------ Data for this exercise ------

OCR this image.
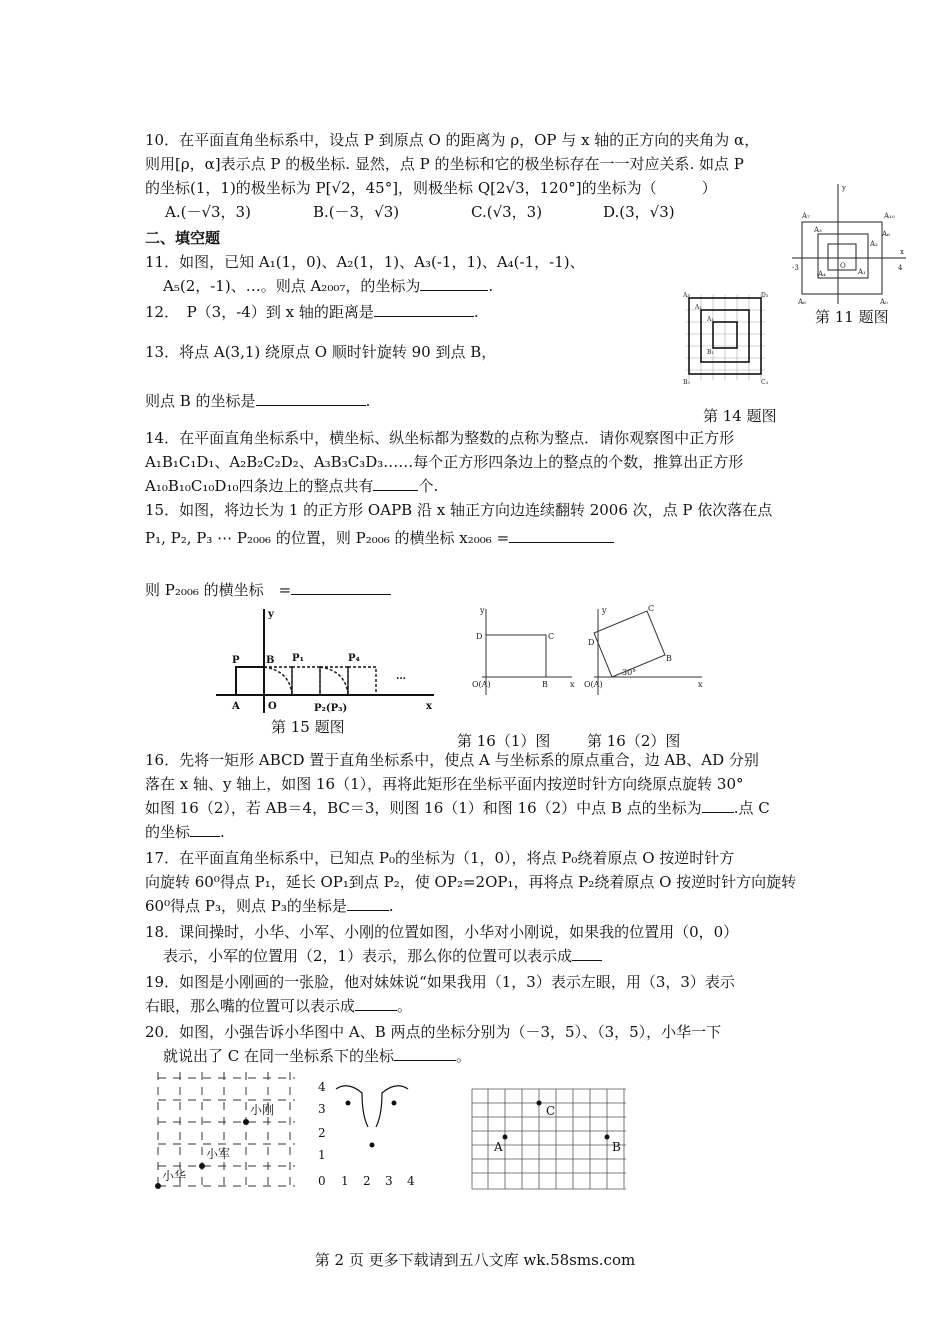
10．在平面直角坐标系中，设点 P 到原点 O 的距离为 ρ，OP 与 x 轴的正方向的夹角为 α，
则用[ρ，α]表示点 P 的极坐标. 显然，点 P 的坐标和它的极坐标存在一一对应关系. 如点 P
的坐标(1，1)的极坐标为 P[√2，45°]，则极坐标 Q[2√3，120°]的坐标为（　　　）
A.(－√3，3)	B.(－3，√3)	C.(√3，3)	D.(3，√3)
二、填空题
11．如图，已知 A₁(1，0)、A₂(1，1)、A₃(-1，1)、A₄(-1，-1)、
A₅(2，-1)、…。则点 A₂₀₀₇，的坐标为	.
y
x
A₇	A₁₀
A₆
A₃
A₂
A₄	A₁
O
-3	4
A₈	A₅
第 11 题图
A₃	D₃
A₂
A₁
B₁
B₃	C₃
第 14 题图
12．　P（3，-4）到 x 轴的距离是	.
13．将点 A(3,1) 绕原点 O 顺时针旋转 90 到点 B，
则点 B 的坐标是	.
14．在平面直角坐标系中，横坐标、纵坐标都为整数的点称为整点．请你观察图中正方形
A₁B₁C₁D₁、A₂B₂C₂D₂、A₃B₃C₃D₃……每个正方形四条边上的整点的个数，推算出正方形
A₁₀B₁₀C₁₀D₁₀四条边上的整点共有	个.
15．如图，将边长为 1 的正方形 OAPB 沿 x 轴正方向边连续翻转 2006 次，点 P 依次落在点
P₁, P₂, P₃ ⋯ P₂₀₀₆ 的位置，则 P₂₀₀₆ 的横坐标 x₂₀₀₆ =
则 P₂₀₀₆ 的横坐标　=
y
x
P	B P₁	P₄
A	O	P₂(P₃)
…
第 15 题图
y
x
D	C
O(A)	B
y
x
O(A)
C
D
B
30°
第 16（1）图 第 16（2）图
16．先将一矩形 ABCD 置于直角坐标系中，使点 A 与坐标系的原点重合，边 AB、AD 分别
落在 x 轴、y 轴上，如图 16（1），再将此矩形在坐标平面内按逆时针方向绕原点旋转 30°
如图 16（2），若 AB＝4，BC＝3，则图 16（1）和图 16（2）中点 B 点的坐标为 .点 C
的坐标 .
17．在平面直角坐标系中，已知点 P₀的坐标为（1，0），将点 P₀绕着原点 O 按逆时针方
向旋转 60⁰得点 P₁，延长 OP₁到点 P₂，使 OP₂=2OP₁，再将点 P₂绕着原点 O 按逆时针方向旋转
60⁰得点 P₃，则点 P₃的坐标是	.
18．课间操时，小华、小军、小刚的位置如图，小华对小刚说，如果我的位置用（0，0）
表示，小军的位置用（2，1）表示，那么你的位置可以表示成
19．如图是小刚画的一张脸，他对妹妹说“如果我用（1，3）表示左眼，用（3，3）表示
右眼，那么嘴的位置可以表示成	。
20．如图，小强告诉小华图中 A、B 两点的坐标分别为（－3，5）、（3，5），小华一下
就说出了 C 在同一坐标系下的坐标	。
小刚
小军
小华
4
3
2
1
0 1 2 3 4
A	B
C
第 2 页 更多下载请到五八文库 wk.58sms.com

------
------ Data for this exercise ------

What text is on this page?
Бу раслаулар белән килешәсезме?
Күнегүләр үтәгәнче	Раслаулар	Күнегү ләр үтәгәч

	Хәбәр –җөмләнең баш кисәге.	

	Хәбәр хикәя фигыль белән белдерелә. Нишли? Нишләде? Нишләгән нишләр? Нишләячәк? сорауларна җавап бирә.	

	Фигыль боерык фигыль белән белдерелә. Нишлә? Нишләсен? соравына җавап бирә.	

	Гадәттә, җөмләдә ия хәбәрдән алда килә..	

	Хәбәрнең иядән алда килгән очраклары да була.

------
------ Data for this exercise ------

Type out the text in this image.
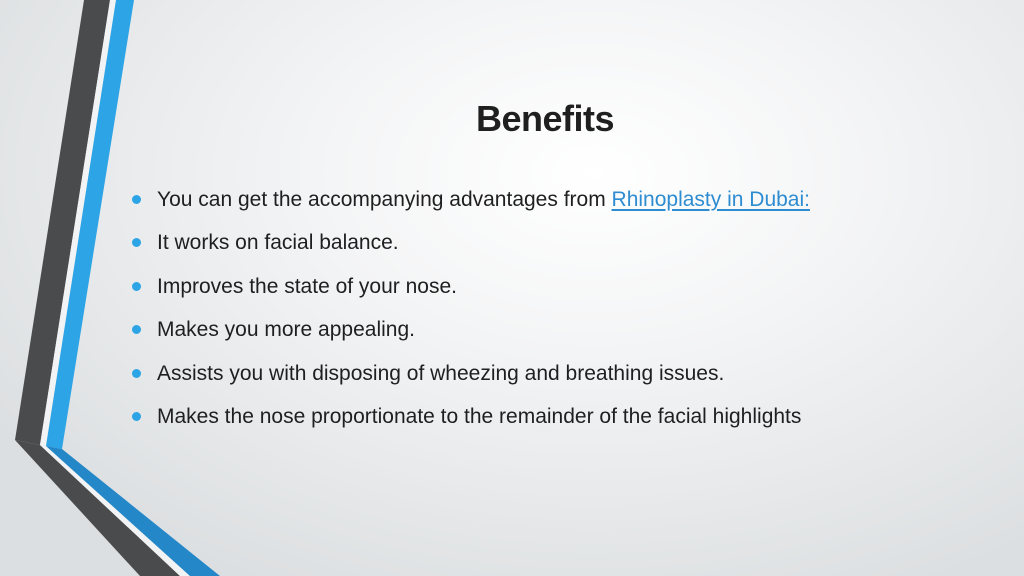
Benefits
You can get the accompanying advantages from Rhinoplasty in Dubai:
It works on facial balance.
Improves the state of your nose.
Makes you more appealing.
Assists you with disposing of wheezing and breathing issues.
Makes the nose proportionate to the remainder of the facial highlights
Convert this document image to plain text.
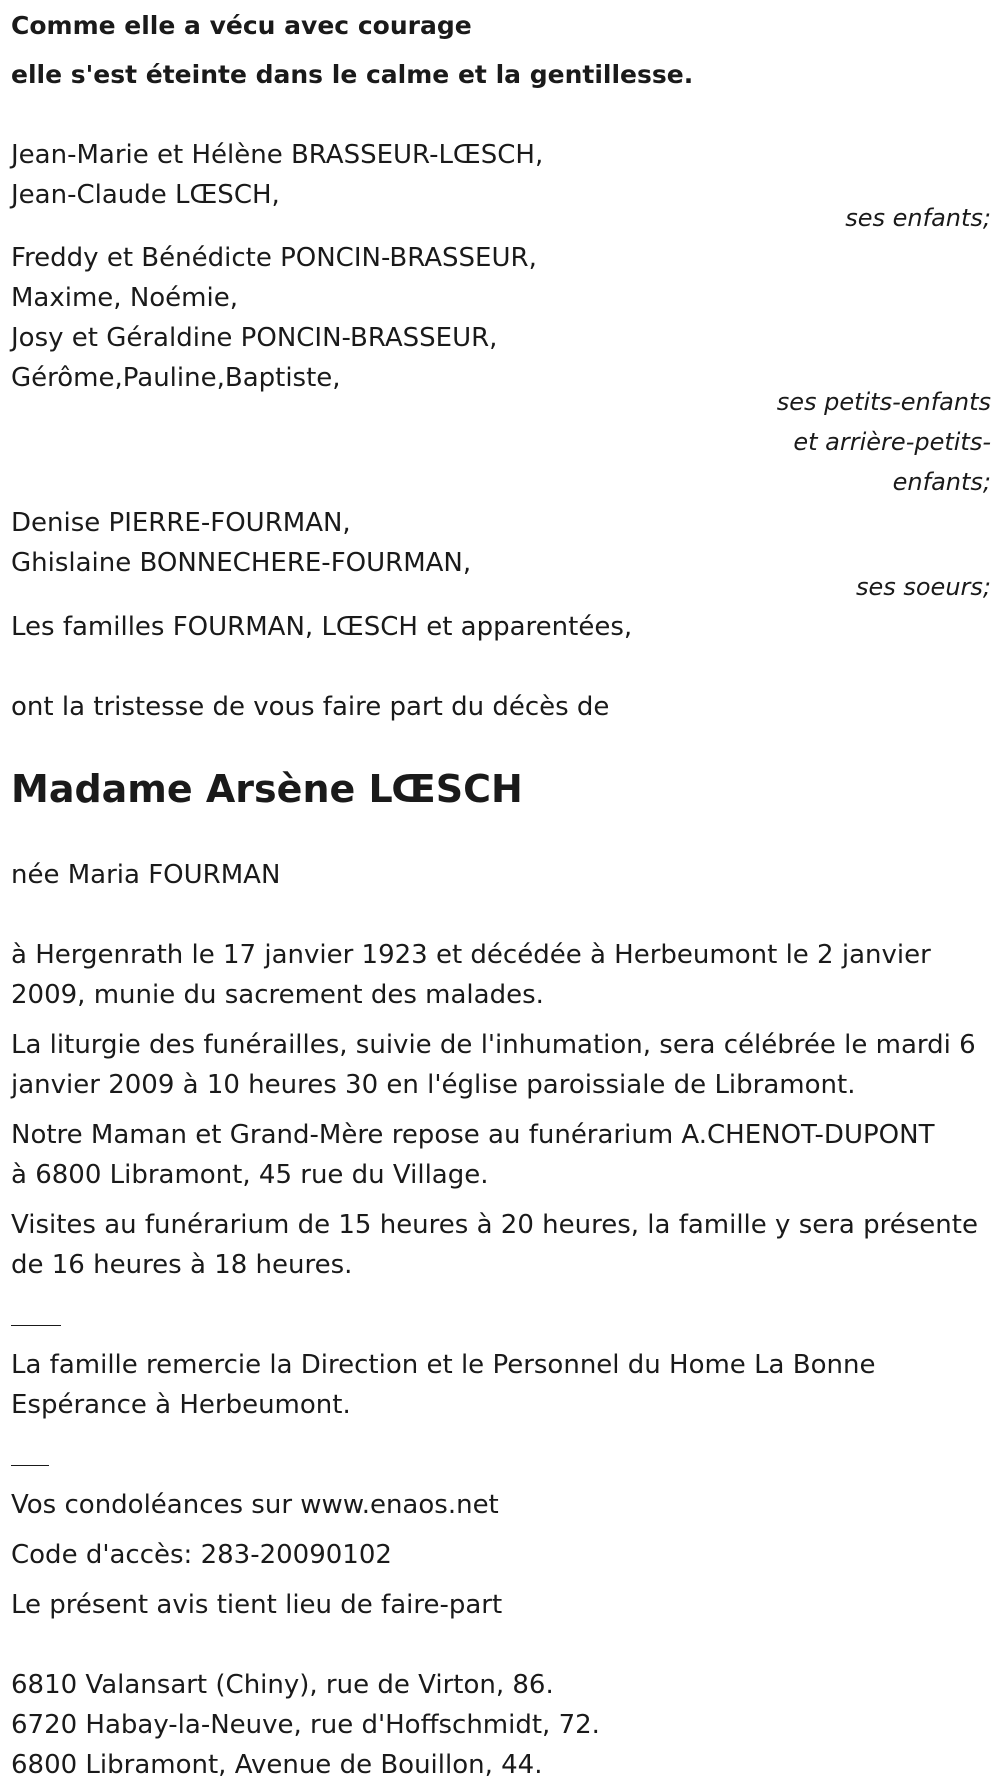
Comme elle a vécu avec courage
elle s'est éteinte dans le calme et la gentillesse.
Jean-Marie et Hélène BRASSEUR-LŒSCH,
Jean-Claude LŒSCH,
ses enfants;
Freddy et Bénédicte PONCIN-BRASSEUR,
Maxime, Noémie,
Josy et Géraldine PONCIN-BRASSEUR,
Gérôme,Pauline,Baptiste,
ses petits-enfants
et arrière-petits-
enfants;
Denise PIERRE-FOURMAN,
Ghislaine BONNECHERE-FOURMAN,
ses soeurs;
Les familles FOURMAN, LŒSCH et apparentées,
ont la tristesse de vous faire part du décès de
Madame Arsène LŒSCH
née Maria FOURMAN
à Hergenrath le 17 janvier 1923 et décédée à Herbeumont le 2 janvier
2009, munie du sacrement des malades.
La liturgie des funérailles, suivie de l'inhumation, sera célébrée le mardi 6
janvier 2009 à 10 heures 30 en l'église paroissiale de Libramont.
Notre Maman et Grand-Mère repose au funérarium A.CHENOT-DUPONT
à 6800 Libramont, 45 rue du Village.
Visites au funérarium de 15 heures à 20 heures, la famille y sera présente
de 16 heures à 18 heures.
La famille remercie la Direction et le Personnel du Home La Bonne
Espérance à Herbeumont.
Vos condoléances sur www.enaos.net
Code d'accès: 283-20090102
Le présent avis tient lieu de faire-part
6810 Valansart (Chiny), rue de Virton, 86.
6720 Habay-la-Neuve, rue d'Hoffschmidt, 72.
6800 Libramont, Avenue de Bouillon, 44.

------

**Set problem**
Return from the data every line that holds "Libramont".

**Task result**
janvier 2009 à 10 heures 30 en l'église paroissiale de Libramont.
à 6800 Libramont, 45 rue du Village.
6800 Libramont, Avenue de Bouillon, 44.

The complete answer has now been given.